>> start

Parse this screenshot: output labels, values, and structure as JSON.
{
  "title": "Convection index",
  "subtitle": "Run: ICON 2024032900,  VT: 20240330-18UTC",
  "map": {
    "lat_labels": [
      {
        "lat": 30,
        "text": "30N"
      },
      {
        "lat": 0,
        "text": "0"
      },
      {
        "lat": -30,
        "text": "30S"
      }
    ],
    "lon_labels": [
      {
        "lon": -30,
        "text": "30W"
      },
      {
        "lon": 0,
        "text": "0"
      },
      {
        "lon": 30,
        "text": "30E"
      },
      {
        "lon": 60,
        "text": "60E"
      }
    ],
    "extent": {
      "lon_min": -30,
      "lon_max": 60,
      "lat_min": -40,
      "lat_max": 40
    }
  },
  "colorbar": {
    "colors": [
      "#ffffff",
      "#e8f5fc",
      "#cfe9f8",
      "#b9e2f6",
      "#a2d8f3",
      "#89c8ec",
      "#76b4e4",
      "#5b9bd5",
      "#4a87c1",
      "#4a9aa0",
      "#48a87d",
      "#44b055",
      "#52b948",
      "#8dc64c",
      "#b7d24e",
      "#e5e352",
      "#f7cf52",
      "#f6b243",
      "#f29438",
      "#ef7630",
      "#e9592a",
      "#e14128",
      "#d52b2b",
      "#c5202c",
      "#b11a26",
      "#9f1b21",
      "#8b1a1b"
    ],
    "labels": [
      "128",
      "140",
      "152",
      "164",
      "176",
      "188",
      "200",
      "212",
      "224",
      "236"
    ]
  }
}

>> end

◆ TASK TO COMPLETE:
Print the listing above in its entirety, with every line exact.

◆ TASK ANSWER:
Parse this screenshot: output labels, values, and structure as JSON.
{
  "title": "Convection index",
  "subtitle": "Run: ICON 2024032900,  VT: 20240330-18UTC",
  "map": {
    "lat_labels": [
      {
        "lat": 30,
        "text": "30N"
      },
      {
        "lat": 0,
        "text": "0"
      },
      {
        "lat": -30,
        "text": "30S"
      }
    ],
    "lon_labels": [
      {
        "lon": -30,
        "text": "30W"
      },
      {
        "lon": 0,
        "text": "0"
      },
      {
        "lon": 30,
        "text": "30E"
      },
      {
        "lon": 60,
        "text": "60E"
      }
    ],
    "extent": {
      "lon_min": -30,
      "lon_max": 60,
      "lat_min": -40,
      "lat_max": 40
    }
  },
  "colorbar": {
    "colors": [
      "#ffffff",
      "#e8f5fc",
      "#cfe9f8",
      "#b9e2f6",
      "#a2d8f3",
      "#89c8ec",
      "#76b4e4",
      "#5b9bd5",
      "#4a87c1",
      "#4a9aa0",
      "#48a87d",
      "#44b055",
      "#52b948",
      "#8dc64c",
      "#b7d24e",
      "#e5e352",
      "#f7cf52",
      "#f6b243",
      "#f29438",
      "#ef7630",
      "#e9592a",
      "#e14128",
      "#d52b2b",
      "#c5202c",
      "#b11a26",
      "#9f1b21",
      "#8b1a1b"
    ],
    "labels": [
      "128",
      "140",
      "152",
      "164",
      "176",
      "188",
      "200",
      "212",
      "224",
      "236"
    ]
  }
}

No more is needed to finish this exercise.